### [REQUIREMENT]
Render the entries from the start through the line containing "banner-subtitle: 46元起 [180, 250, 262, 278]" as a Markdown table with the columns "Row" and "Line", numbering each row and omitting blank lines.

### [MATERIAL SUPPLIED]
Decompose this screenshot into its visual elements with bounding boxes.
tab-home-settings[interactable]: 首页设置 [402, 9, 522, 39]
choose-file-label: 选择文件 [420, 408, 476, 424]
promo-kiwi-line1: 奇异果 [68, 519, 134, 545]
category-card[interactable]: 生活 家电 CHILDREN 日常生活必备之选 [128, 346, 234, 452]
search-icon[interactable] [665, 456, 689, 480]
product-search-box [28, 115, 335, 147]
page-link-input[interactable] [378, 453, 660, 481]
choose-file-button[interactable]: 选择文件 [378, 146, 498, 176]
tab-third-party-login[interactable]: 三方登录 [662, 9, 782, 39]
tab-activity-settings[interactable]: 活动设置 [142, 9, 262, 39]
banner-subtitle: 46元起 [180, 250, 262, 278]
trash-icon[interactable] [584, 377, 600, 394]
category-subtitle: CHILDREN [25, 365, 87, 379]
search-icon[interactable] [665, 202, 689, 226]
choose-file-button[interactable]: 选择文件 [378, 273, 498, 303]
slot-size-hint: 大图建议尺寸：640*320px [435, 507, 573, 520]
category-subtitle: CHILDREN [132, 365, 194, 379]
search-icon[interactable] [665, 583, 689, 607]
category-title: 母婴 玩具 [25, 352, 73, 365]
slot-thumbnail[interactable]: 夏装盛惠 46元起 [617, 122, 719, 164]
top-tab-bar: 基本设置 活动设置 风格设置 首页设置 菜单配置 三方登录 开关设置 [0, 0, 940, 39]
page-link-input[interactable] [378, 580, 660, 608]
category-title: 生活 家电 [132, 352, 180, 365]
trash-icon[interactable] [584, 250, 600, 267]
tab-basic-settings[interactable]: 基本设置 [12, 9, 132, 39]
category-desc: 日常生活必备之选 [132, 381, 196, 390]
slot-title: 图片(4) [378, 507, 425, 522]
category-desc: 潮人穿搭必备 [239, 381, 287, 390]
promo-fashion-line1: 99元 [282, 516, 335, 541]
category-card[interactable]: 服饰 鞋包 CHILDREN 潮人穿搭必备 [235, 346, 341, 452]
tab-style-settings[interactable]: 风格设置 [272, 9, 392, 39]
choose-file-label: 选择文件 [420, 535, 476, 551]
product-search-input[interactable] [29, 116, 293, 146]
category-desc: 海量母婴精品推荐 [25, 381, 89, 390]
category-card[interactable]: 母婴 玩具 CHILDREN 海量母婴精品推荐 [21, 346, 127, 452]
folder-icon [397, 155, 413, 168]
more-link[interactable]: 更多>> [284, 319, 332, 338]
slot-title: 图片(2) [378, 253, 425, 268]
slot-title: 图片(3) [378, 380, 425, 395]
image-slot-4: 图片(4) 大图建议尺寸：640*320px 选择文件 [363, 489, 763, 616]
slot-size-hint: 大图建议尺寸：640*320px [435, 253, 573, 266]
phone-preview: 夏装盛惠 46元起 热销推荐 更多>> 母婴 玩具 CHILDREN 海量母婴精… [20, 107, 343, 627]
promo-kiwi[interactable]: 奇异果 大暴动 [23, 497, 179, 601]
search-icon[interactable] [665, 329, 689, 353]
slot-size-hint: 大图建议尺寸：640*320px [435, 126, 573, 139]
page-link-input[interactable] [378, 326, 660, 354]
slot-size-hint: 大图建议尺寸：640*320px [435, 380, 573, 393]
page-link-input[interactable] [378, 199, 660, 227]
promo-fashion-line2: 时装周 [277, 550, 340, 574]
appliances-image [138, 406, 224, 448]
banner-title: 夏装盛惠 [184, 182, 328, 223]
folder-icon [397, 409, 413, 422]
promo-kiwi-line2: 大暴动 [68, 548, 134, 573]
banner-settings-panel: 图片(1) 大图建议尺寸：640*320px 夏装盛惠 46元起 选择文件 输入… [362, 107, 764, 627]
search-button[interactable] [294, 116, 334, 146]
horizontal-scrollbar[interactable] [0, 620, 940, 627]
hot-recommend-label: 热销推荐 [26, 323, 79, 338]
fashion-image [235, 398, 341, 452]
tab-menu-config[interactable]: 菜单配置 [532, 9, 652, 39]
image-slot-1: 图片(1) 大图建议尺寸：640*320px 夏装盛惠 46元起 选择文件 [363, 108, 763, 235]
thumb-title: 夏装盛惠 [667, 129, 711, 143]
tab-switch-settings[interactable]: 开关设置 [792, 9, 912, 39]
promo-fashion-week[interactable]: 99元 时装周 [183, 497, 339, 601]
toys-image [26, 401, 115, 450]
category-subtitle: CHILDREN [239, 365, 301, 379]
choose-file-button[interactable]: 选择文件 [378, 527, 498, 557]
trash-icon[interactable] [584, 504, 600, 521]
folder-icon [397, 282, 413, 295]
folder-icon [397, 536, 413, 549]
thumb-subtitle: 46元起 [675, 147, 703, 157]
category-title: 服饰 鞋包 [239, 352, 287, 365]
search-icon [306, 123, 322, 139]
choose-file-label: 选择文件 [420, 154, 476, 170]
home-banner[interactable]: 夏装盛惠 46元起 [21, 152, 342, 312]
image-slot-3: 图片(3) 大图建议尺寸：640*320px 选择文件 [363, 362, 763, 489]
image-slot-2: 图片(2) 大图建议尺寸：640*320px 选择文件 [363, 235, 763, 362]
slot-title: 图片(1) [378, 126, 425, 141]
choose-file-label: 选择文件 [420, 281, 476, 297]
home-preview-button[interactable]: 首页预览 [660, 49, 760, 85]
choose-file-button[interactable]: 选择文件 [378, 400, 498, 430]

### [EXERCISE RESPONSE]
| Row | Line |
|---|---|
| 1 | Decompose this screenshot into its visual elements with bounding boxes. |
| 2 | tab-home-settings[interactable]: 首页设置 [402, 9, 522, 39] |
| 3 | choose-file-label: 选择文件 [420, 408, 476, 424] |
| 4 | promo-kiwi-line1: 奇异果 [68, 519, 134, 545] |
| 5 | category-card[interactable]: 生活 家电 CHILDREN 日常生活必备之选 [128, 346, 234, 452] |
| 6 | search-icon[interactable] [665, 456, 689, 480] |
| 7 | product-search-box [28, 115, 335, 147] |
| 8 | page-link-input[interactable] [378, 453, 660, 481] |
| 9 | choose-file-button[interactable]: 选择文件 [378, 146, 498, 176] |
| 10 | tab-third-party-login[interactable]: 三方登录 [662, 9, 782, 39] |
| 11 | tab-activity-settings[interactable]: 活动设置 [142, 9, 262, 39] |
| 12 | banner-subtitle: 46元起 [180, 250, 262, 278] |